>> Start Source data

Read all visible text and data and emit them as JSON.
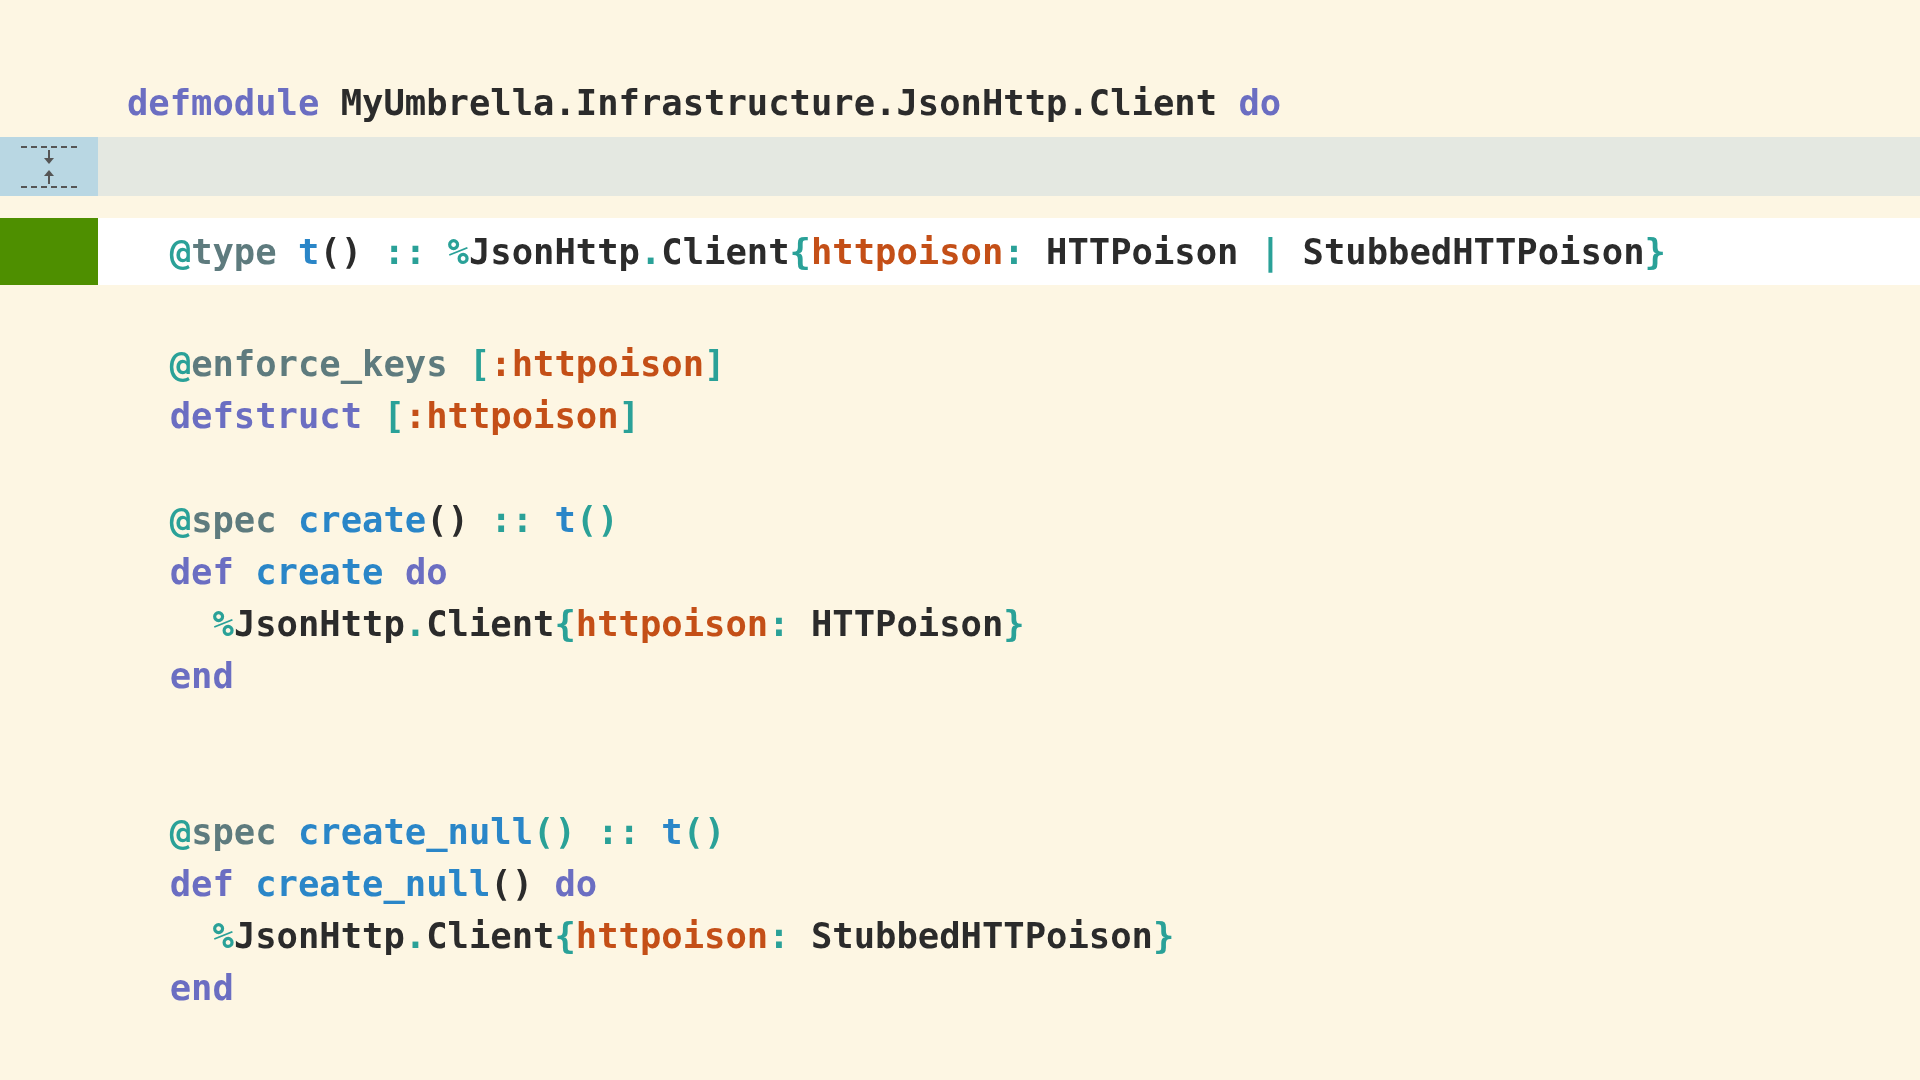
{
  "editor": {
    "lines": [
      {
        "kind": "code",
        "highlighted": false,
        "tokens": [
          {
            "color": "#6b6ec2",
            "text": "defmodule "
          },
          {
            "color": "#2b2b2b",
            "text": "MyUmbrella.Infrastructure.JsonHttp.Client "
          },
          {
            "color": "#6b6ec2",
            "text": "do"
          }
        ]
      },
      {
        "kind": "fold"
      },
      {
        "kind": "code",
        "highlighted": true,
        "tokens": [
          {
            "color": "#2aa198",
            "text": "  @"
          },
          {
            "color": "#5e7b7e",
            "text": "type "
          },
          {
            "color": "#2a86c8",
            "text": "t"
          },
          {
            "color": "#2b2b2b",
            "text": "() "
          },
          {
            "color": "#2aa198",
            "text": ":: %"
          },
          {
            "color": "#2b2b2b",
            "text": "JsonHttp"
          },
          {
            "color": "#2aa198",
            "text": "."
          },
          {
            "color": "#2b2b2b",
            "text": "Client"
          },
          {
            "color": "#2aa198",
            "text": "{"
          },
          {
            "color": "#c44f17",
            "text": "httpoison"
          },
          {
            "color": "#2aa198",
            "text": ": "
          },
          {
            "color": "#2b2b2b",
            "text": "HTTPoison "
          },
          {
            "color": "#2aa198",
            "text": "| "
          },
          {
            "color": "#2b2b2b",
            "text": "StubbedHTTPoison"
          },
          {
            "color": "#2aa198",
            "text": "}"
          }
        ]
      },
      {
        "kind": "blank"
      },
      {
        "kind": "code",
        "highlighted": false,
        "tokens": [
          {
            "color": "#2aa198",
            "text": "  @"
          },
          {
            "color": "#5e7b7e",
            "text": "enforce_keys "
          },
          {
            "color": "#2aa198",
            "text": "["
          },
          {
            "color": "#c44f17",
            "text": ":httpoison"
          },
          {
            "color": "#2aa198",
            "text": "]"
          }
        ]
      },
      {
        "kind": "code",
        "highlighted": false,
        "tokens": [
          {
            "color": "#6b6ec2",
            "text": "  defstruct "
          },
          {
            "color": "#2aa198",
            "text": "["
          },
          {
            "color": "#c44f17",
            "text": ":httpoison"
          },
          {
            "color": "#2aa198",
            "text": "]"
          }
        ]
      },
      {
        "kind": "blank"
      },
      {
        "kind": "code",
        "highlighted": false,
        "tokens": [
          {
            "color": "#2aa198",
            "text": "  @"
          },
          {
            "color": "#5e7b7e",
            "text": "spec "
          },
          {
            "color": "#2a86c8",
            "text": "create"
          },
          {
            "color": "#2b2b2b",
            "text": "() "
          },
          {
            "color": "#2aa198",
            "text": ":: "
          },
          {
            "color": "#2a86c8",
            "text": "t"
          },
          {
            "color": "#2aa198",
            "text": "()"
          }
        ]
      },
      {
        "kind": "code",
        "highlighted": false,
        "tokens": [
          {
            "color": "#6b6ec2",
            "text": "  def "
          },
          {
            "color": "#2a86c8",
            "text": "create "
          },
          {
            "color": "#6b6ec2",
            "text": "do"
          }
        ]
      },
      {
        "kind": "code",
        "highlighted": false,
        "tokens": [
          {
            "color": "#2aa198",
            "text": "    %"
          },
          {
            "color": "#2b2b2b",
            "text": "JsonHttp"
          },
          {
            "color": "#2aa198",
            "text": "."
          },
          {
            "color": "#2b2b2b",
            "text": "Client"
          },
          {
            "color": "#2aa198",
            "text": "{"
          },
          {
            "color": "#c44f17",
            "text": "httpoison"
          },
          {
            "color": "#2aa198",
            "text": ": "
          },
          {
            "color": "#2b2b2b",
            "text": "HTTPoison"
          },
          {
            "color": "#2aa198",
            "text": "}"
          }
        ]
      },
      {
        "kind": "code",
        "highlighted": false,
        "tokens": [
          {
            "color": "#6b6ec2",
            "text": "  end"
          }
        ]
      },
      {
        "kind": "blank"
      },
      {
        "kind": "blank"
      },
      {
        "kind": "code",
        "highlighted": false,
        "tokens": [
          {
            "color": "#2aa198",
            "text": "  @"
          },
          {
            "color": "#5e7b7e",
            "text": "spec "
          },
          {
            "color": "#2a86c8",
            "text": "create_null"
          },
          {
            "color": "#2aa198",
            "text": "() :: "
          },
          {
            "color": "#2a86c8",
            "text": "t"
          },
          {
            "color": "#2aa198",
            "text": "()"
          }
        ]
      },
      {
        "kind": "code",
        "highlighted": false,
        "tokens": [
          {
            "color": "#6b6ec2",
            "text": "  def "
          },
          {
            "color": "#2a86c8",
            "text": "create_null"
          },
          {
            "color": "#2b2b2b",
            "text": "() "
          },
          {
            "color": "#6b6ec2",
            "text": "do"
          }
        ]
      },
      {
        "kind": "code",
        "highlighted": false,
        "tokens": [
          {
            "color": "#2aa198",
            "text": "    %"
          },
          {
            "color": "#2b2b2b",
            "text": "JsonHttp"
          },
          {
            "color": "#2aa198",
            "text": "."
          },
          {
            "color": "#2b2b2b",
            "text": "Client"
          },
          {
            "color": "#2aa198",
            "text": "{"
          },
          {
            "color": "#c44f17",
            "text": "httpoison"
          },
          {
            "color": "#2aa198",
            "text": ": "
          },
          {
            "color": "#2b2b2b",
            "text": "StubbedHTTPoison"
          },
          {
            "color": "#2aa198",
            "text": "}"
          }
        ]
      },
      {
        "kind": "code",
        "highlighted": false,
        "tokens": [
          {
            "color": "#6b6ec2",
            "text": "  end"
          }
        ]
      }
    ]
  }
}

>> End Source data

— Work to do —
Transcribe the listing in full and omit the pictures.

— Full solution —
Read all visible text and data and emit them as JSON.
{
  "editor": {
    "lines": [
      {
        "kind": "code",
        "highlighted": false,
        "tokens": [
          {
            "color": "#6b6ec2",
            "text": "defmodule "
          },
          {
            "color": "#2b2b2b",
            "text": "MyUmbrella.Infrastructure.JsonHttp.Client "
          },
          {
            "color": "#6b6ec2",
            "text": "do"
          }
        ]
      },
      {
        "kind": "fold"
      },
      {
        "kind": "code",
        "highlighted": true,
        "tokens": [
          {
            "color": "#2aa198",
            "text": "  @"
          },
          {
            "color": "#5e7b7e",
            "text": "type "
          },
          {
            "color": "#2a86c8",
            "text": "t"
          },
          {
            "color": "#2b2b2b",
            "text": "() "
          },
          {
            "color": "#2aa198",
            "text": ":: %"
          },
          {
            "color": "#2b2b2b",
            "text": "JsonHttp"
          },
          {
            "color": "#2aa198",
            "text": "."
          },
          {
            "color": "#2b2b2b",
            "text": "Client"
          },
          {
            "color": "#2aa198",
            "text": "{"
          },
          {
            "color": "#c44f17",
            "text": "httpoison"
          },
          {
            "color": "#2aa198",
            "text": ": "
          },
          {
            "color": "#2b2b2b",
            "text": "HTTPoison "
          },
          {
            "color": "#2aa198",
            "text": "| "
          },
          {
            "color": "#2b2b2b",
            "text": "StubbedHTTPoison"
          },
          {
            "color": "#2aa198",
            "text": "}"
          }
        ]
      },
      {
        "kind": "blank"
      },
      {
        "kind": "code",
        "highlighted": false,
        "tokens": [
          {
            "color": "#2aa198",
            "text": "  @"
          },
          {
            "color": "#5e7b7e",
            "text": "enforce_keys "
          },
          {
            "color": "#2aa198",
            "text": "["
          },
          {
            "color": "#c44f17",
            "text": ":httpoison"
          },
          {
            "color": "#2aa198",
            "text": "]"
          }
        ]
      },
      {
        "kind": "code",
        "highlighted": false,
        "tokens": [
          {
            "color": "#6b6ec2",
            "text": "  defstruct "
          },
          {
            "color": "#2aa198",
            "text": "["
          },
          {
            "color": "#c44f17",
            "text": ":httpoison"
          },
          {
            "color": "#2aa198",
            "text": "]"
          }
        ]
      },
      {
        "kind": "blank"
      },
      {
        "kind": "code",
        "highlighted": false,
        "tokens": [
          {
            "color": "#2aa198",
            "text": "  @"
          },
          {
            "color": "#5e7b7e",
            "text": "spec "
          },
          {
            "color": "#2a86c8",
            "text": "create"
          },
          {
            "color": "#2b2b2b",
            "text": "() "
          },
          {
            "color": "#2aa198",
            "text": ":: "
          },
          {
            "color": "#2a86c8",
            "text": "t"
          },
          {
            "color": "#2aa198",
            "text": "()"
          }
        ]
      },
      {
        "kind": "code",
        "highlighted": false,
        "tokens": [
          {
            "color": "#6b6ec2",
            "text": "  def "
          },
          {
            "color": "#2a86c8",
            "text": "create "
          },
          {
            "color": "#6b6ec2",
            "text": "do"
          }
        ]
      },
      {
        "kind": "code",
        "highlighted": false,
        "tokens": [
          {
            "color": "#2aa198",
            "text": "    %"
          },
          {
            "color": "#2b2b2b",
            "text": "JsonHttp"
          },
          {
            "color": "#2aa198",
            "text": "."
          },
          {
            "color": "#2b2b2b",
            "text": "Client"
          },
          {
            "color": "#2aa198",
            "text": "{"
          },
          {
            "color": "#c44f17",
            "text": "httpoison"
          },
          {
            "color": "#2aa198",
            "text": ": "
          },
          {
            "color": "#2b2b2b",
            "text": "HTTPoison"
          },
          {
            "color": "#2aa198",
            "text": "}"
          }
        ]
      },
      {
        "kind": "code",
        "highlighted": false,
        "tokens": [
          {
            "color": "#6b6ec2",
            "text": "  end"
          }
        ]
      },
      {
        "kind": "blank"
      },
      {
        "kind": "blank"
      },
      {
        "kind": "code",
        "highlighted": false,
        "tokens": [
          {
            "color": "#2aa198",
            "text": "  @"
          },
          {
            "color": "#5e7b7e",
            "text": "spec "
          },
          {
            "color": "#2a86c8",
            "text": "create_null"
          },
          {
            "color": "#2aa198",
            "text": "() :: "
          },
          {
            "color": "#2a86c8",
            "text": "t"
          },
          {
            "color": "#2aa198",
            "text": "()"
          }
        ]
      },
      {
        "kind": "code",
        "highlighted": false,
        "tokens": [
          {
            "color": "#6b6ec2",
            "text": "  def "
          },
          {
            "color": "#2a86c8",
            "text": "create_null"
          },
          {
            "color": "#2b2b2b",
            "text": "() "
          },
          {
            "color": "#6b6ec2",
            "text": "do"
          }
        ]
      },
      {
        "kind": "code",
        "highlighted": false,
        "tokens": [
          {
            "color": "#2aa198",
            "text": "    %"
          },
          {
            "color": "#2b2b2b",
            "text": "JsonHttp"
          },
          {
            "color": "#2aa198",
            "text": "."
          },
          {
            "color": "#2b2b2b",
            "text": "Client"
          },
          {
            "color": "#2aa198",
            "text": "{"
          },
          {
            "color": "#c44f17",
            "text": "httpoison"
          },
          {
            "color": "#2aa198",
            "text": ": "
          },
          {
            "color": "#2b2b2b",
            "text": "StubbedHTTPoison"
          },
          {
            "color": "#2aa198",
            "text": "}"
          }
        ]
      },
      {
        "kind": "code",
        "highlighted": false,
        "tokens": [
          {
            "color": "#6b6ec2",
            "text": "  end"
          }
        ]
      }
    ]
  }
}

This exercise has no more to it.